[Collected data]
::::

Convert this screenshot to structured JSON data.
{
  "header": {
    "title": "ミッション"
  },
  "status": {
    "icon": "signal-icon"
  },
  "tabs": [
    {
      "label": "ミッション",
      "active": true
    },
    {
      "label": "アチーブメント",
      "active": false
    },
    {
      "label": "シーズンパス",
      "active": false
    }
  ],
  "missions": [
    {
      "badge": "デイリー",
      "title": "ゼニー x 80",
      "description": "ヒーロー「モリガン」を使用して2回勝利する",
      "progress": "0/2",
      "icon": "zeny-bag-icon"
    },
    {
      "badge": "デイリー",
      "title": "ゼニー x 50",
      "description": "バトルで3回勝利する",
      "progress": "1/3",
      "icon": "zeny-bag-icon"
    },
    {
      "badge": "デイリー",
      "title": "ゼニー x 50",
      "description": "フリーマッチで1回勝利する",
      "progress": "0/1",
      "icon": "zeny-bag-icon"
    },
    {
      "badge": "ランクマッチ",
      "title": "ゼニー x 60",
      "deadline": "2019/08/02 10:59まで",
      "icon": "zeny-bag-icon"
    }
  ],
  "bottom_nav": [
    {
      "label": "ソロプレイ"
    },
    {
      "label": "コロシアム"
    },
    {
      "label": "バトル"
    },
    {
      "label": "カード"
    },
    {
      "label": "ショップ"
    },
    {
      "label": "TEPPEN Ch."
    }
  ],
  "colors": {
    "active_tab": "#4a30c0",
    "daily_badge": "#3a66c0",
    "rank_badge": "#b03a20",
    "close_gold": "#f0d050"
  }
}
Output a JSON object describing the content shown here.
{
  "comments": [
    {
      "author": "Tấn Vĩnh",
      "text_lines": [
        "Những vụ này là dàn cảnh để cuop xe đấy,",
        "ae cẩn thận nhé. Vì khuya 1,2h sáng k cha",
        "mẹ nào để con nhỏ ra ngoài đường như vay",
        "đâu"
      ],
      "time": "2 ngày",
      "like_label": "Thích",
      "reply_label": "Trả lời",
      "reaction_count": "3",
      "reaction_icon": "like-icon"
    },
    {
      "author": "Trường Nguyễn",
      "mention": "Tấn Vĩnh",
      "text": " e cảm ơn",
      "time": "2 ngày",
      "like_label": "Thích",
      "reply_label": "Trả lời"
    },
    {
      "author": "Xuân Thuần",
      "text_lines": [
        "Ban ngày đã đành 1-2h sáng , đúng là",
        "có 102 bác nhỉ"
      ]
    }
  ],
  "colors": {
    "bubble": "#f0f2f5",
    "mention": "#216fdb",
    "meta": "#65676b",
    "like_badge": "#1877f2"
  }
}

::::

Repeat all the entries word for word.

Convert this screenshot to structured JSON data.
{
  "header": {
    "title": "ミッション"
  },
  "status": {
    "icon": "signal-icon"
  },
  "tabs": [
    {
      "label": "ミッション",
      "active": true
    },
    {
      "label": "アチーブメント",
      "active": false
    },
    {
      "label": "シーズンパス",
      "active": false
    }
  ],
  "missions": [
    {
      "badge": "デイリー",
      "title": "ゼニー x 80",
      "description": "ヒーロー「モリガン」を使用して2回勝利する",
      "progress": "0/2",
      "icon": "zeny-bag-icon"
    },
    {
      "badge": "デイリー",
      "title": "ゼニー x 50",
      "description": "バトルで3回勝利する",
      "progress": "1/3",
      "icon": "zeny-bag-icon"
    },
    {
      "badge": "デイリー",
      "title": "ゼニー x 50",
      "description": "フリーマッチで1回勝利する",
      "progress": "0/1",
      "icon": "zeny-bag-icon"
    },
    {
      "badge": "ランクマッチ",
      "title": "ゼニー x 60",
      "deadline": "2019/08/02 10:59まで",
      "icon": "zeny-bag-icon"
    }
  ],
  "bottom_nav": [
    {
      "label": "ソロプレイ"
    },
    {
      "label": "コロシアム"
    },
    {
      "label": "バトル"
    },
    {
      "label": "カード"
    },
    {
      "label": "ショップ"
    },
    {
      "label": "TEPPEN Ch."
    }
  ],
  "colors": {
    "active_tab": "#4a30c0",
    "daily_badge": "#3a66c0",
    "rank_badge": "#b03a20",
    "close_gold": "#f0d050"
  }
}
Output a JSON object describing the content shown here.
{
  "comments": [
    {
      "author": "Tấn Vĩnh",
      "text_lines": [
        "Những vụ này là dàn cảnh để cuop xe đấy,",
        "ae cẩn thận nhé. Vì khuya 1,2h sáng k cha",
        "mẹ nào để con nhỏ ra ngoài đường như vay",
        "đâu"
      ],
      "time": "2 ngày",
      "like_label": "Thích",
      "reply_label": "Trả lời",
      "reaction_count": "3",
      "reaction_icon": "like-icon"
    },
    {
      "author": "Trường Nguyễn",
      "mention": "Tấn Vĩnh",
      "text": " e cảm ơn",
      "time": "2 ngày",
      "like_label": "Thích",
      "reply_label": "Trả lời"
    },
    {
      "author": "Xuân Thuần",
      "text_lines": [
        "Ban ngày đã đành 1-2h sáng , đúng là",
        "có 102 bác nhỉ"
      ]
    }
  ],
  "colors": {
    "bubble": "#f0f2f5",
    "mention": "#216fdb",
    "meta": "#65676b",
    "like_badge": "#1877f2"
  }
}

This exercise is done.